• [Your goal]
Change every "data-point" in the records to "scatter-point" and reproduce the lines with nothing else altered.

• [Data supplied]
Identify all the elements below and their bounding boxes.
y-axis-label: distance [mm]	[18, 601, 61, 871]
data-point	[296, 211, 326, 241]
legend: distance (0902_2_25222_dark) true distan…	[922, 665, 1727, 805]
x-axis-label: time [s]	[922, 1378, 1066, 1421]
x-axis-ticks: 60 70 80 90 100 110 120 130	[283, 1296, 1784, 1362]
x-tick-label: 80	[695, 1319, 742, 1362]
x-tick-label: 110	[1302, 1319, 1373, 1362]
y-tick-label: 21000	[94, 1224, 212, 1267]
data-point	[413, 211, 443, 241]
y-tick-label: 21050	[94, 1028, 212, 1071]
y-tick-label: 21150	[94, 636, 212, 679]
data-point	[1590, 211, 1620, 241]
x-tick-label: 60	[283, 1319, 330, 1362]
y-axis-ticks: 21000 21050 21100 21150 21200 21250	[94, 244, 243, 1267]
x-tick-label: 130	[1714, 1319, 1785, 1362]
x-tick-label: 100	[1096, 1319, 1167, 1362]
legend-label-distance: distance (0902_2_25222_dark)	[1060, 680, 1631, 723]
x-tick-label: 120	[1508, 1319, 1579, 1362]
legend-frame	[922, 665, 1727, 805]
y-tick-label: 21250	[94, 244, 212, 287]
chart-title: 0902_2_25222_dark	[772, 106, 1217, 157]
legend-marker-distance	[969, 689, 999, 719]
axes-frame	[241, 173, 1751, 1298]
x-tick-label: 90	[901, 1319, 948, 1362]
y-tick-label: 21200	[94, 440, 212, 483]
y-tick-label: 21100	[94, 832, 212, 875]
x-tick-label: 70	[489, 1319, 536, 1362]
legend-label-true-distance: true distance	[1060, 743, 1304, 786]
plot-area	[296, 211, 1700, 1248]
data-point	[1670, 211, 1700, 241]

• [The solution]
Identify all the elements below and their bounding boxes.
y-axis-label: distance [mm]	[18, 601, 61, 871]
scatter-point	[296, 211, 326, 241]
legend: distance (0902_2_25222_dark) true distan…	[922, 665, 1727, 805]
x-axis-label: time [s]	[922, 1378, 1066, 1421]
x-axis-ticks: 60 70 80 90 100 110 120 130	[283, 1296, 1784, 1362]
x-tick-label: 80	[695, 1319, 742, 1362]
x-tick-label: 110	[1302, 1319, 1373, 1362]
y-tick-label: 21000	[94, 1224, 212, 1267]
scatter-point	[413, 211, 443, 241]
y-tick-label: 21050	[94, 1028, 212, 1071]
y-tick-label: 21150	[94, 636, 212, 679]
scatter-point	[1590, 211, 1620, 241]
x-tick-label: 60	[283, 1319, 330, 1362]
y-axis-ticks: 21000 21050 21100 21150 21200 21250	[94, 244, 243, 1267]
x-tick-label: 130	[1714, 1319, 1785, 1362]
x-tick-label: 100	[1096, 1319, 1167, 1362]
legend-label-distance: distance (0902_2_25222_dark)	[1060, 680, 1631, 723]
x-tick-label: 120	[1508, 1319, 1579, 1362]
legend-frame	[922, 665, 1727, 805]
y-tick-label: 21250	[94, 244, 212, 287]
chart-title: 0902_2_25222_dark	[772, 106, 1217, 157]
legend-marker-distance	[969, 689, 999, 719]
axes-frame	[241, 173, 1751, 1298]
x-tick-label: 90	[901, 1319, 948, 1362]
y-tick-label: 21200	[94, 440, 212, 483]
y-tick-label: 21100	[94, 832, 212, 875]
x-tick-label: 70	[489, 1319, 536, 1362]
legend-label-true-distance: true distance	[1060, 743, 1304, 786]
plot-area	[296, 211, 1700, 1248]
scatter-point	[1670, 211, 1700, 241]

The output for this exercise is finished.